## Try it:
Below are records. Copy every line with "Dentistry" in it.

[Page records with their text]
☆ ☆ ☆ ☆ ☆

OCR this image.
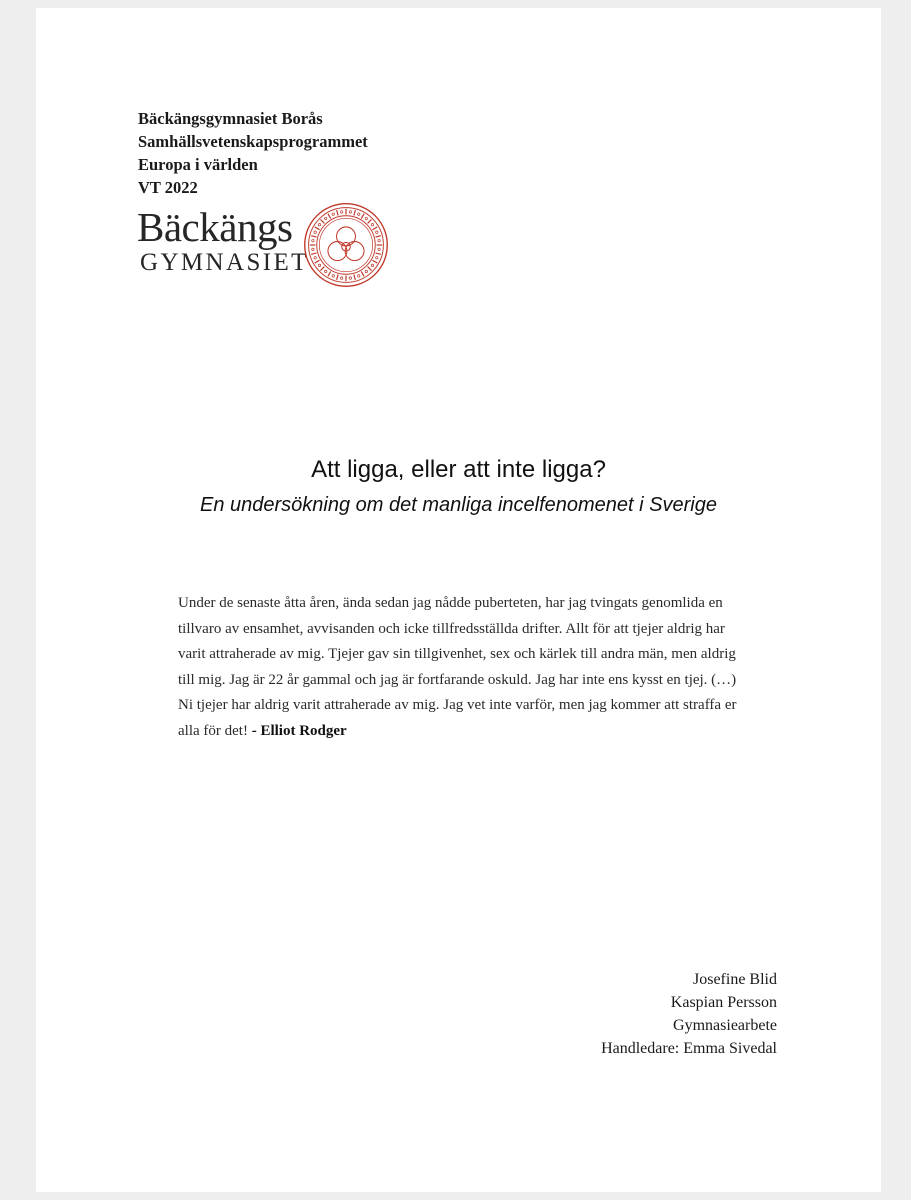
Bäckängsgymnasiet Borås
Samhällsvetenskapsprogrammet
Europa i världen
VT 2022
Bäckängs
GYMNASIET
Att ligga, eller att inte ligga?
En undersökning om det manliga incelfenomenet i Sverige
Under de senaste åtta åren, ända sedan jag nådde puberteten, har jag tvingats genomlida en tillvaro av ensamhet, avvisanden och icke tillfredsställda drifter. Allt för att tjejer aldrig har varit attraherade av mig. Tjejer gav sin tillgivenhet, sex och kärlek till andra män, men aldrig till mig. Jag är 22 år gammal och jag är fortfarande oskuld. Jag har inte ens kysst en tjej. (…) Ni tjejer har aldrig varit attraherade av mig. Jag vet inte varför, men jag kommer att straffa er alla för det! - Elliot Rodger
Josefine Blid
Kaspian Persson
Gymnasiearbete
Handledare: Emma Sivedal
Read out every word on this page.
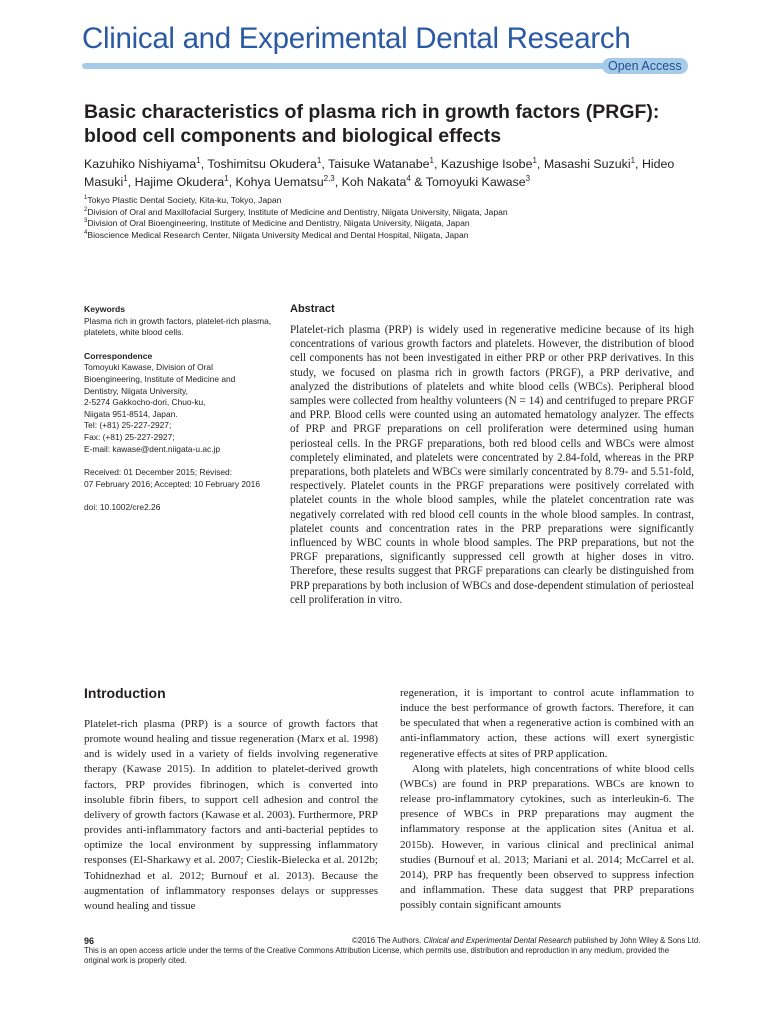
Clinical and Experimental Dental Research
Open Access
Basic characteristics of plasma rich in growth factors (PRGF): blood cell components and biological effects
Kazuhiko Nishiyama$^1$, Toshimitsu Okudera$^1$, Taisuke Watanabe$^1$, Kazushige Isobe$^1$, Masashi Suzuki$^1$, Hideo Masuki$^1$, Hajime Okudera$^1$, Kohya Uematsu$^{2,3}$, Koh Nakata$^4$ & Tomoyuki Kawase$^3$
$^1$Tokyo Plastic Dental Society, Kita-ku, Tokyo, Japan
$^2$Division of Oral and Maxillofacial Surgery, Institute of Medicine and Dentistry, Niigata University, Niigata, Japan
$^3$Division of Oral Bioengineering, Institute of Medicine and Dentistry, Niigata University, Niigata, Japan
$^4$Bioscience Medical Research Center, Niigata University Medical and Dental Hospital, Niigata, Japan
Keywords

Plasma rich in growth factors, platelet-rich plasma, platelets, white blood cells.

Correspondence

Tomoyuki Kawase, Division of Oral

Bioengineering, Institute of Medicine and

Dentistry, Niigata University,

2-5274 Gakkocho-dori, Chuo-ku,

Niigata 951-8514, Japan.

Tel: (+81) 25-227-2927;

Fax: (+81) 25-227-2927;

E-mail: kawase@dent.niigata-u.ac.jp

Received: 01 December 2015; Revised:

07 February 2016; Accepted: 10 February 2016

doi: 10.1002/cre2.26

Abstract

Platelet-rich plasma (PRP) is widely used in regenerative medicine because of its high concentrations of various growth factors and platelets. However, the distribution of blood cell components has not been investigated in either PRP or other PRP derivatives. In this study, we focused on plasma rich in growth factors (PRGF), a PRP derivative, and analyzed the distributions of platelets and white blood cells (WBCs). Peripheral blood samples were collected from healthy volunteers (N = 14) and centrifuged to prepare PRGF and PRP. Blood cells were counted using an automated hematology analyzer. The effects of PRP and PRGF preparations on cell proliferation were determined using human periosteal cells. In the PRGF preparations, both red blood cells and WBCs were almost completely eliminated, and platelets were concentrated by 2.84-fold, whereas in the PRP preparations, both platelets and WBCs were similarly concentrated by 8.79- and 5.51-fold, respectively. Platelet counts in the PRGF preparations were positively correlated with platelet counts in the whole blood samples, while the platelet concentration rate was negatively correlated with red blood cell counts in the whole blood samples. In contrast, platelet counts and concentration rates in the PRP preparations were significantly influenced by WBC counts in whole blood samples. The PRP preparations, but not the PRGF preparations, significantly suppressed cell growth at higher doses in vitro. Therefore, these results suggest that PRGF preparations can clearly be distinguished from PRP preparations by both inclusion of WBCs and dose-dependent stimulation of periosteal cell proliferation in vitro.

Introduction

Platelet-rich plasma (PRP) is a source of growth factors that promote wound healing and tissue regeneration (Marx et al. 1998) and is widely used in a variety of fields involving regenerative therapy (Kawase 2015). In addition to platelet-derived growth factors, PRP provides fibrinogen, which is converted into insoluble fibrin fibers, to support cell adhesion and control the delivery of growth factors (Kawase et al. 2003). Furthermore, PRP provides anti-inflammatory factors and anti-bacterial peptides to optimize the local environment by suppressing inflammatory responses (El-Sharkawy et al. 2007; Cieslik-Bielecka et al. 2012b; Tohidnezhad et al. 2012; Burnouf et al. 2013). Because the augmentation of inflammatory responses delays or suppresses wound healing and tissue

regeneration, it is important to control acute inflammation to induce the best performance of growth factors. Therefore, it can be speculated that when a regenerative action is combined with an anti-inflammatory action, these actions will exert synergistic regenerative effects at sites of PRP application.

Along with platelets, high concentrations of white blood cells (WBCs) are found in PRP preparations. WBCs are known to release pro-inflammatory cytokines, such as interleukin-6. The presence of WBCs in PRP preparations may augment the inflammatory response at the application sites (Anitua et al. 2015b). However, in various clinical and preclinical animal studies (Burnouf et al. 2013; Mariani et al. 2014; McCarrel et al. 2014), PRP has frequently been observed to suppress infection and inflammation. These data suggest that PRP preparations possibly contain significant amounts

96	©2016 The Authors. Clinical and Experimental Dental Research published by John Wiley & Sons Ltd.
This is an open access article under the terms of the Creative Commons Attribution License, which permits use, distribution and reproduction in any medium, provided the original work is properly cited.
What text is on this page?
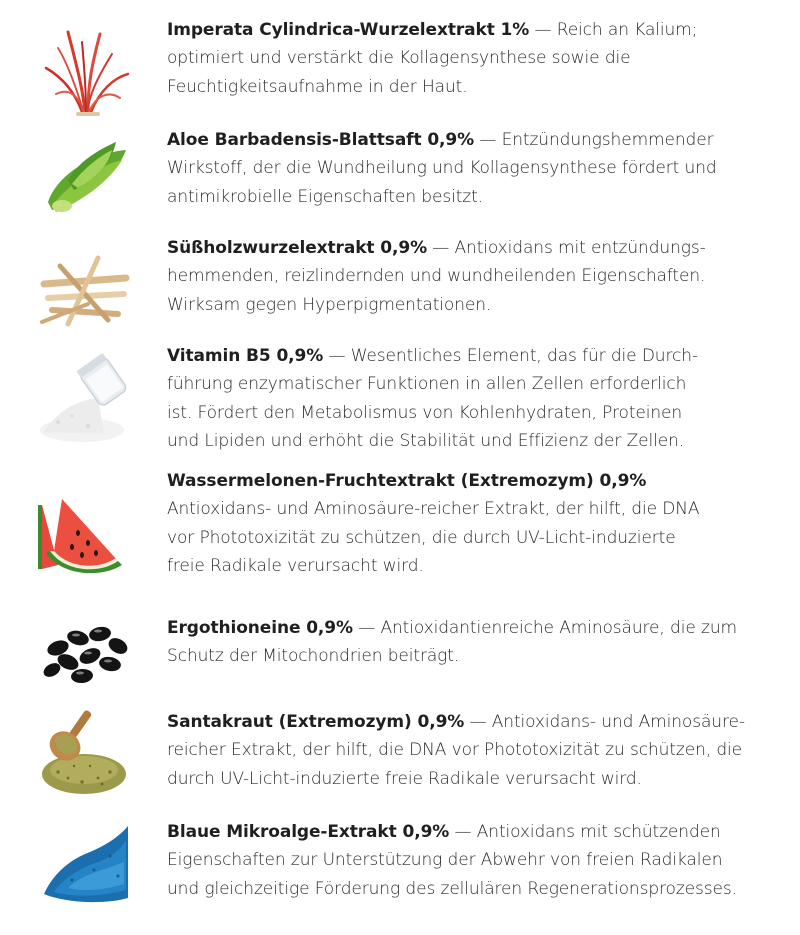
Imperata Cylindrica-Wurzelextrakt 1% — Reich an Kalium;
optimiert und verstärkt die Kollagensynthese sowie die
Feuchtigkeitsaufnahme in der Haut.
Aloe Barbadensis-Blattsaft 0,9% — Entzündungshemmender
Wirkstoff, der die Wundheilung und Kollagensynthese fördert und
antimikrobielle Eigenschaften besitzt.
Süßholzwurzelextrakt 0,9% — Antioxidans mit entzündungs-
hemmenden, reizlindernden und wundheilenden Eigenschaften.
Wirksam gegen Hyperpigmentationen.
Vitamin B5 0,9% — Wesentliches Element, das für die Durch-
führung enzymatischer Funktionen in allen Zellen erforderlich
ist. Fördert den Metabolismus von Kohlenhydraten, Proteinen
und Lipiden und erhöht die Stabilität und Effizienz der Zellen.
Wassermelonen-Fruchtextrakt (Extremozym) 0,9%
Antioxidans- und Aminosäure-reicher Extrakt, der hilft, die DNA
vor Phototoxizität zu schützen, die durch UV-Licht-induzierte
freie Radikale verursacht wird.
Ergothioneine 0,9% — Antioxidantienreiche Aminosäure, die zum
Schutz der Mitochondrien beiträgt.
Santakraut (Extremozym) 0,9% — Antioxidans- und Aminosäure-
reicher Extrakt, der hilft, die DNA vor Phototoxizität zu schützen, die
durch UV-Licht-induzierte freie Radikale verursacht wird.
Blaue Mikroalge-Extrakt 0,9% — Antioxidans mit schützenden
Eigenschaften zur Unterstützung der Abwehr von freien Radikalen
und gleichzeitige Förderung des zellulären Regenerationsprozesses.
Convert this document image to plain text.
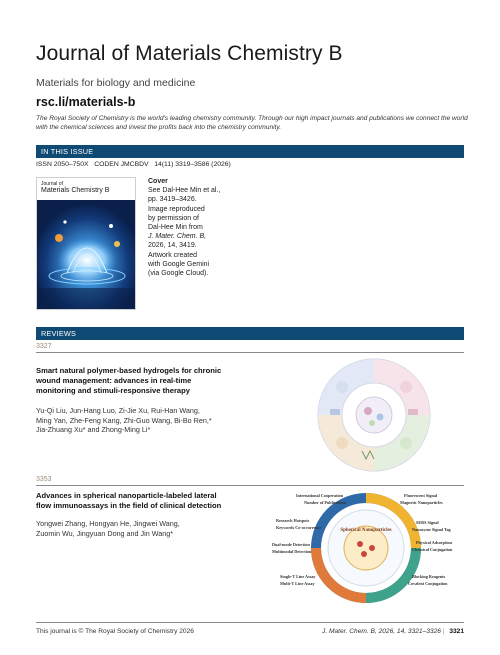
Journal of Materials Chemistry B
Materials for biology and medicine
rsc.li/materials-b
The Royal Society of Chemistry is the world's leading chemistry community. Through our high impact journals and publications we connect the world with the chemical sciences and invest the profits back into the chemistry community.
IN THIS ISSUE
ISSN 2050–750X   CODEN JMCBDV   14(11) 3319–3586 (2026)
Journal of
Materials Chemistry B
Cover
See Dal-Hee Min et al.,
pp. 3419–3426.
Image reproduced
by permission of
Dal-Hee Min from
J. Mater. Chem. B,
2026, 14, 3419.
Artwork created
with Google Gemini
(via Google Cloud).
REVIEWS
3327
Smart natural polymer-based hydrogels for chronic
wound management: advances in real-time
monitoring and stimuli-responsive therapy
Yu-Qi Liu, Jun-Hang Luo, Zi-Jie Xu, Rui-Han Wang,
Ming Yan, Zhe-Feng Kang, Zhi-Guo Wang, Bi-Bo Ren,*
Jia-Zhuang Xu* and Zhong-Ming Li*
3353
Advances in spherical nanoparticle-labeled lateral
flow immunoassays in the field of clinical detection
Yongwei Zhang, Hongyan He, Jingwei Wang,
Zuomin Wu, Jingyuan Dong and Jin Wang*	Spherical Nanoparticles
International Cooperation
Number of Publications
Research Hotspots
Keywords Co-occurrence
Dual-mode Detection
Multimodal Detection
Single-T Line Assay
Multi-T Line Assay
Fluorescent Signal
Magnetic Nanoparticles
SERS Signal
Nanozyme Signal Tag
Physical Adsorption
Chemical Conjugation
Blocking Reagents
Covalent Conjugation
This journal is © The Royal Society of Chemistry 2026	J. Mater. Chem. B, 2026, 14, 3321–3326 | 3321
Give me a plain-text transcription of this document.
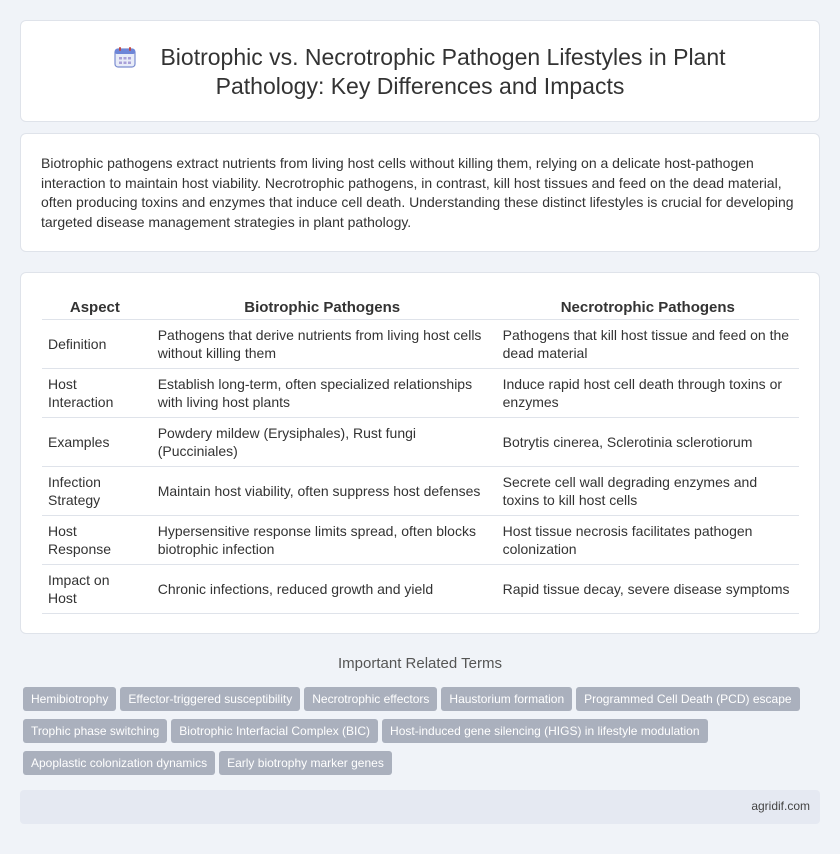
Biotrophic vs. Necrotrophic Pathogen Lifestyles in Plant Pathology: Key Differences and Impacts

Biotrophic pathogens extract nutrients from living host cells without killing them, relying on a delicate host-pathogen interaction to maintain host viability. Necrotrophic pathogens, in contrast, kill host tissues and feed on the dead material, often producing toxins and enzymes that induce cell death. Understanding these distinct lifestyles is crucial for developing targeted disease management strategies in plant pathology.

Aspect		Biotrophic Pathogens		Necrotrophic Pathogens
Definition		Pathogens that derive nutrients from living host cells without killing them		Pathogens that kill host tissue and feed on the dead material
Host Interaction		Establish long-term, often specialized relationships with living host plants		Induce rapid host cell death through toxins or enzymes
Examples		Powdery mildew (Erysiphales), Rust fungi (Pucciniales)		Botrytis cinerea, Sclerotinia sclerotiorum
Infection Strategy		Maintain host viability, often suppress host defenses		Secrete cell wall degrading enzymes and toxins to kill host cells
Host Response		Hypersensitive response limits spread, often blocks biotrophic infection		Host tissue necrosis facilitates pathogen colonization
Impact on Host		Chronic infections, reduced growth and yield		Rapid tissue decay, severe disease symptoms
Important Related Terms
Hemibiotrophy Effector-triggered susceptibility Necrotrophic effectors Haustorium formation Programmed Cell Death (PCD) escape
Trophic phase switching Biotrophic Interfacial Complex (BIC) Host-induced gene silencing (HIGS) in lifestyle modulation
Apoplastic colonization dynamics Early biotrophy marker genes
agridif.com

☆ ☆ ☆ ☆ ☆

## Exercise result:
$^2$Division of Oral and Maxillofacial Surgery, Institute of Medicine and Dentistry, Niigata University, Niigata, Japan
$^3$Division of Oral Bioengineering, Institute of Medicine and Dentistry, Niigata University, Niigata, Japan
Dentistry, Niigata University,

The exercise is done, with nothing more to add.